## WRITTEN PROBLEM
Determine how many lines contain the string "亨德米特" and reply with that number alone.

## PROVIDED RECORDS
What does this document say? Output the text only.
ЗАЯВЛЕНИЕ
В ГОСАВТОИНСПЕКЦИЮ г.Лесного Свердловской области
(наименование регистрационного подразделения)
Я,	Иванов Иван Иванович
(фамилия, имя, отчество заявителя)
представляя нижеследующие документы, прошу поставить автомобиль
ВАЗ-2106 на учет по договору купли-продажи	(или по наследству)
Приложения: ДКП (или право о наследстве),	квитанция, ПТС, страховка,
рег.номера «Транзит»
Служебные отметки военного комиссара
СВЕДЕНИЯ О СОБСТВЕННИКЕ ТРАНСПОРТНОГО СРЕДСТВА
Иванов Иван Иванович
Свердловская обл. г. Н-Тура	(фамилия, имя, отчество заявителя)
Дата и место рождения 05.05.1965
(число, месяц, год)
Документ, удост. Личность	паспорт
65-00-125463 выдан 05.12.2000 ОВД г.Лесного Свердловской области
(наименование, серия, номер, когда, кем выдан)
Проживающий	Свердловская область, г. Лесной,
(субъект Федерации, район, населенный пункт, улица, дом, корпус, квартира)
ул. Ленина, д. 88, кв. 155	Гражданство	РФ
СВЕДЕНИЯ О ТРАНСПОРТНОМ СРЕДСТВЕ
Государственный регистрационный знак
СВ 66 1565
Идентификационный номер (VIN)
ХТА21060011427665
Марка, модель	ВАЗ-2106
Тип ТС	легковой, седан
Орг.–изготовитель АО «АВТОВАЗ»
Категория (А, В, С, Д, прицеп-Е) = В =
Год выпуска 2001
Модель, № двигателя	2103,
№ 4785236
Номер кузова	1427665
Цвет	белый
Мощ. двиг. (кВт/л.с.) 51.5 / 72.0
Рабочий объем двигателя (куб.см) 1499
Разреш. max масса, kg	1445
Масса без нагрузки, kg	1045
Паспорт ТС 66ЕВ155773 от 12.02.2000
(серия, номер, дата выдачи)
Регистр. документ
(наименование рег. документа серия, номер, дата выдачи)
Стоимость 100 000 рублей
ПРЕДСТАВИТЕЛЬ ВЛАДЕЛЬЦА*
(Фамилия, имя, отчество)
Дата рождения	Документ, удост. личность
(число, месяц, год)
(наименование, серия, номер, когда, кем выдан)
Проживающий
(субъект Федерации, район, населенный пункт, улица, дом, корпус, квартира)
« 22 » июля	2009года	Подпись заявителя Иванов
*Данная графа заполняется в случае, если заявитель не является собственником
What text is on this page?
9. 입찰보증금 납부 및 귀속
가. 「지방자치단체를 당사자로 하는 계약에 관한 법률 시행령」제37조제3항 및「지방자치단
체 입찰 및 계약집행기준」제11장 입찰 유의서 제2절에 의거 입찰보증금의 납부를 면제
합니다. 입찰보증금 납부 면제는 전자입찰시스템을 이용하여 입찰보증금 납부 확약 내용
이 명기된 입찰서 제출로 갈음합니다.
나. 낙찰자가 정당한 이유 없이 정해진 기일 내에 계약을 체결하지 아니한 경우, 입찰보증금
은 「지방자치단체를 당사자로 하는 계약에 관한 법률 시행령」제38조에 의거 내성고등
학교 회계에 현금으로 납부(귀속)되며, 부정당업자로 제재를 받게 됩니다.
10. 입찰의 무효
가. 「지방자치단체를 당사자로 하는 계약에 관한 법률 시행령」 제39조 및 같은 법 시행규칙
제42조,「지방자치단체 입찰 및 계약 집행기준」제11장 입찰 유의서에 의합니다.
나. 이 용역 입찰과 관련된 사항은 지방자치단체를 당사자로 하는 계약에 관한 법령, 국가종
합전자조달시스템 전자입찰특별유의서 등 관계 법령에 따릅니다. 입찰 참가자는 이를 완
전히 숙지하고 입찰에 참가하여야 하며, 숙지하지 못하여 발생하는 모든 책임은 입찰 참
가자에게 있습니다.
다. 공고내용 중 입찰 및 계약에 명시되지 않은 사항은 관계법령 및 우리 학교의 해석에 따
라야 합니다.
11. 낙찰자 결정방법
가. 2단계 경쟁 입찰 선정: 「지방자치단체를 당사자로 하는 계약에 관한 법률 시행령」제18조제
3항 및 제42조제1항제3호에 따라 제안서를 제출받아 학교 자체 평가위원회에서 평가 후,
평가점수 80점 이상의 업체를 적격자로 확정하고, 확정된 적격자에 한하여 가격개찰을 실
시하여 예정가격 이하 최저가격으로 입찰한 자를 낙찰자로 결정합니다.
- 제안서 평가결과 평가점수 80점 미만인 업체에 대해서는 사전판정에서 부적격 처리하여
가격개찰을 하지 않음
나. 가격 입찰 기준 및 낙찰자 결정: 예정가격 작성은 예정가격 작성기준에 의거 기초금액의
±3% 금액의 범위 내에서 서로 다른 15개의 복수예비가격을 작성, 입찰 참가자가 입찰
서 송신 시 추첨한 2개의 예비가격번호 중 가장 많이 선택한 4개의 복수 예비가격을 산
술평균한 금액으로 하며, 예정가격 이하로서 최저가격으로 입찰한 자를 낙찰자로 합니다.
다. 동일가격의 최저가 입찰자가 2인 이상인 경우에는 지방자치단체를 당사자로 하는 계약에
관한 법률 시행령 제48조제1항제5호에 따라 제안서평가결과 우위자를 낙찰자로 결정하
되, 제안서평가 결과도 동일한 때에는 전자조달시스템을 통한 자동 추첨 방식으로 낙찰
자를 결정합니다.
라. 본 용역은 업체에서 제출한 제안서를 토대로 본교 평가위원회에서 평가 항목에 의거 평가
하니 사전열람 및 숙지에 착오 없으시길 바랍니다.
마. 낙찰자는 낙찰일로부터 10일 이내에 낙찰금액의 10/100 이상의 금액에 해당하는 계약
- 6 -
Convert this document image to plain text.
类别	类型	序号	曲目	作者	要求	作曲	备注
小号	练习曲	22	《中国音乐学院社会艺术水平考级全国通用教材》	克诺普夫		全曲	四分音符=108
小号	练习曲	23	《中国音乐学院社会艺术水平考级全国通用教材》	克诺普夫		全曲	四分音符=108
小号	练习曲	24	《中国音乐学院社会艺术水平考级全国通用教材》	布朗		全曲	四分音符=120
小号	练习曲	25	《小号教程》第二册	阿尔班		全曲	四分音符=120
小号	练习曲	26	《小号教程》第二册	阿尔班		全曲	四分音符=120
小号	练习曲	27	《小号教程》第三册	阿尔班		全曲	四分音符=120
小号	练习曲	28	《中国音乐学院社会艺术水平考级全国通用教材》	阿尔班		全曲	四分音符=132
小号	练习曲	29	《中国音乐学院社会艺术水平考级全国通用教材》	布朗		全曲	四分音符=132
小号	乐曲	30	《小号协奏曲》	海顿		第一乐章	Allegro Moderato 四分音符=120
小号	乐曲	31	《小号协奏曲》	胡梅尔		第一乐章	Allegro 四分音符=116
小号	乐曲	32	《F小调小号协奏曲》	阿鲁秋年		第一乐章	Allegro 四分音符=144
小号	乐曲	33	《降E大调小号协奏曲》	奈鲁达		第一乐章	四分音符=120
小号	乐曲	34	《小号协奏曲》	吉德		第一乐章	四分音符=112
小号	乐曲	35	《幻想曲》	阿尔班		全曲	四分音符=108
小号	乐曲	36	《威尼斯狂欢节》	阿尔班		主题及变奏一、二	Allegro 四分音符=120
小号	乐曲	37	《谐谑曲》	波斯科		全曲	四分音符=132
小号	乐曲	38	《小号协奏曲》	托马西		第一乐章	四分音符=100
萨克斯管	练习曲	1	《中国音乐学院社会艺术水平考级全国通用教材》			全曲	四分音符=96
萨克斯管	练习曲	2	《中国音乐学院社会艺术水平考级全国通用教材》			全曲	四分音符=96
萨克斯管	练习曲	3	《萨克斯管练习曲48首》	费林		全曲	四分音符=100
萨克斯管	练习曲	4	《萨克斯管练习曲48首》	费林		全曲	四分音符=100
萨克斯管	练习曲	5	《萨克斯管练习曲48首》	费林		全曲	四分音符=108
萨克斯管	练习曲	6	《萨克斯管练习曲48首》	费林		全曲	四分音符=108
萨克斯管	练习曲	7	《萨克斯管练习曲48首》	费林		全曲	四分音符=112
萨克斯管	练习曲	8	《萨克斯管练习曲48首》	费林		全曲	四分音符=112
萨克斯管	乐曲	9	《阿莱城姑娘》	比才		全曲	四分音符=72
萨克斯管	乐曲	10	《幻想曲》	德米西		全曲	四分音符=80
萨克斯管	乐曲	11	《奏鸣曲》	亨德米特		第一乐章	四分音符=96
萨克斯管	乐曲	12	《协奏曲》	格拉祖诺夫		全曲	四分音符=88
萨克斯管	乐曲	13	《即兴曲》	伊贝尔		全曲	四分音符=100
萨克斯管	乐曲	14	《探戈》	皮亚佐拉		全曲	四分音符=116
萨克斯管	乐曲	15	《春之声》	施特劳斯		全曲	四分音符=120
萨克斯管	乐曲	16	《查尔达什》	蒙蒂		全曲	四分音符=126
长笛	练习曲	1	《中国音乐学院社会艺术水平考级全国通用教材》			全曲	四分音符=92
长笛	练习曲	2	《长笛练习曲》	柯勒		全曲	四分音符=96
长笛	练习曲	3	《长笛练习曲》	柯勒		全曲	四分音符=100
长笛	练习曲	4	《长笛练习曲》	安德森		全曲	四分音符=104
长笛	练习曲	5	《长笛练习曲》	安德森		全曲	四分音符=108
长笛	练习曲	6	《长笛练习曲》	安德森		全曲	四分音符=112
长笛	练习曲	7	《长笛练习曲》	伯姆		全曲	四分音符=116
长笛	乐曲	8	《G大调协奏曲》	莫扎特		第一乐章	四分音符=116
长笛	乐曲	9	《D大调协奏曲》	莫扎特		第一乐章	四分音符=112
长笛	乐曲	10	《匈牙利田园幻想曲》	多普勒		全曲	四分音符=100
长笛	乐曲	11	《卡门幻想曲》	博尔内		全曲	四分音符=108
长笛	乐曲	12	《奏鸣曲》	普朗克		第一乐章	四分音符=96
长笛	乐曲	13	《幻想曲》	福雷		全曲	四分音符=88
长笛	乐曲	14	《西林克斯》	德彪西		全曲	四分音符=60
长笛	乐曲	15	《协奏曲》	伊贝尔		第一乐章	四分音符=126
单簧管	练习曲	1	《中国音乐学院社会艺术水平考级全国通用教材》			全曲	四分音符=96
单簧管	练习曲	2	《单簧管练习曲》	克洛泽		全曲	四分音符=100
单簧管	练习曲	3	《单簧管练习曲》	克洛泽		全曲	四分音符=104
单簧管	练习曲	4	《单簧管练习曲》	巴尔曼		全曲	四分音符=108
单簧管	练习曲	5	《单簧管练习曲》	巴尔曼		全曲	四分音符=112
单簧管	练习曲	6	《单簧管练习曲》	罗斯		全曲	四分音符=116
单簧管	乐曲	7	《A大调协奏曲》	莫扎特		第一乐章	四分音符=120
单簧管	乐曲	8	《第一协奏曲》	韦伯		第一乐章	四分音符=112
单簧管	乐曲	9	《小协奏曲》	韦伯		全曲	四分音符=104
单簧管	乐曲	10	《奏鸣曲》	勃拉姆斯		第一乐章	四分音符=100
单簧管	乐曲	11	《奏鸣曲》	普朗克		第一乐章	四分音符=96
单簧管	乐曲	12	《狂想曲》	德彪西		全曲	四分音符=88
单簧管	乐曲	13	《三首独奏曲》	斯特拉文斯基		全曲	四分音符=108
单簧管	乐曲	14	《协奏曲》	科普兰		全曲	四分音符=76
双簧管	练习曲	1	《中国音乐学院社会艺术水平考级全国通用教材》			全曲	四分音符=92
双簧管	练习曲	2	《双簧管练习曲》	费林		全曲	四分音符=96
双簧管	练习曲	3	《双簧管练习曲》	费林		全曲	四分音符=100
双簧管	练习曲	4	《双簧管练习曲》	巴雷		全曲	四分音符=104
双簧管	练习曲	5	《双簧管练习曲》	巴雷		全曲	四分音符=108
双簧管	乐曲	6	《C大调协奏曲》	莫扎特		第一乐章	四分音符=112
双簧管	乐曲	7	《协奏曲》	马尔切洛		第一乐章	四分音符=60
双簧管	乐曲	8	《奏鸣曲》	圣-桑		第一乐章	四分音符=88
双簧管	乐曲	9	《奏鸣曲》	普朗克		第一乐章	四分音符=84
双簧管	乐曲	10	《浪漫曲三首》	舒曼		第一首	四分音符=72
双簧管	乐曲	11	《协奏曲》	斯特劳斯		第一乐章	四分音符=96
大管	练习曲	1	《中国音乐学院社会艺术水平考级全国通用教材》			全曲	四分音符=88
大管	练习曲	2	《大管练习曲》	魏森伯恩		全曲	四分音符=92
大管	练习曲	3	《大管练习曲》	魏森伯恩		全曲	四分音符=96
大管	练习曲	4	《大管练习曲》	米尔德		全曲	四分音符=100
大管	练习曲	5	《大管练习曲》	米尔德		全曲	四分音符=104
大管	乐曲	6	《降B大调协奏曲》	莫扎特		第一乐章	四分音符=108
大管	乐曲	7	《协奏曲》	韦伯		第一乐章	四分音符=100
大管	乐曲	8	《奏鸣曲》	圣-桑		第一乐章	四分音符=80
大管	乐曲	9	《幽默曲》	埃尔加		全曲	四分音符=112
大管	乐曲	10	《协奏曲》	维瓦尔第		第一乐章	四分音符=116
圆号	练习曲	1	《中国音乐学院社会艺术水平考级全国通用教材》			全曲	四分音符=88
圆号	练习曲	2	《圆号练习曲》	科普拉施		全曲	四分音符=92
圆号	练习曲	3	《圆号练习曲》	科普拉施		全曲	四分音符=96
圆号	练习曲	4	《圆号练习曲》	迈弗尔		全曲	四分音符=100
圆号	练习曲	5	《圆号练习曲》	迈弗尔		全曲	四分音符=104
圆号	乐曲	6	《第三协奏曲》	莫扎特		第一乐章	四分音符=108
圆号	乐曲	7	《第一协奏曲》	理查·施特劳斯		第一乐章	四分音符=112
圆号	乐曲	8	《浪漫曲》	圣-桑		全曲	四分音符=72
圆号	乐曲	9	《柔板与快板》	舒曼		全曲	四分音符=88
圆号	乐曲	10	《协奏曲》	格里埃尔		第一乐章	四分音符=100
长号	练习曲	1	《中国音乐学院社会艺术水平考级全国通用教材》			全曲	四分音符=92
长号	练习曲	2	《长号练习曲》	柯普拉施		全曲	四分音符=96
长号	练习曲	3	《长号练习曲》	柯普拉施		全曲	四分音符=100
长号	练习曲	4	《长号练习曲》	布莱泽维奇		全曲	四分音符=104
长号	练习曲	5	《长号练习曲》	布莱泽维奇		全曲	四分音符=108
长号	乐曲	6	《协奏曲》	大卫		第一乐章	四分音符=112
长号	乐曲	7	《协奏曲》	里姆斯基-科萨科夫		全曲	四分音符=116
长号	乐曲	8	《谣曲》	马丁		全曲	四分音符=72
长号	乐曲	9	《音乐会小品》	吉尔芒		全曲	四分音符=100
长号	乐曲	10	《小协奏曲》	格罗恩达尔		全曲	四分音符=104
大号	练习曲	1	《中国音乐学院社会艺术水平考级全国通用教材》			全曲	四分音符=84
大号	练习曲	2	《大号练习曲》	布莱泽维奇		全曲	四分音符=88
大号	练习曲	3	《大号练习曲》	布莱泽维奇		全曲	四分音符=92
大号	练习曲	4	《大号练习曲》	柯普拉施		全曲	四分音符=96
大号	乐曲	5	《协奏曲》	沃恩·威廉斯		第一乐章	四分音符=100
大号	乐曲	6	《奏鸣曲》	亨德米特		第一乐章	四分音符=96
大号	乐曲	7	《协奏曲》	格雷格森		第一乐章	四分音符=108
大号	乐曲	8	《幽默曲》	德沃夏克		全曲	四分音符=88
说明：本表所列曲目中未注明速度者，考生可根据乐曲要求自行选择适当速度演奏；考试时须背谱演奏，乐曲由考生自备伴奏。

## EXERCISE RESULT
2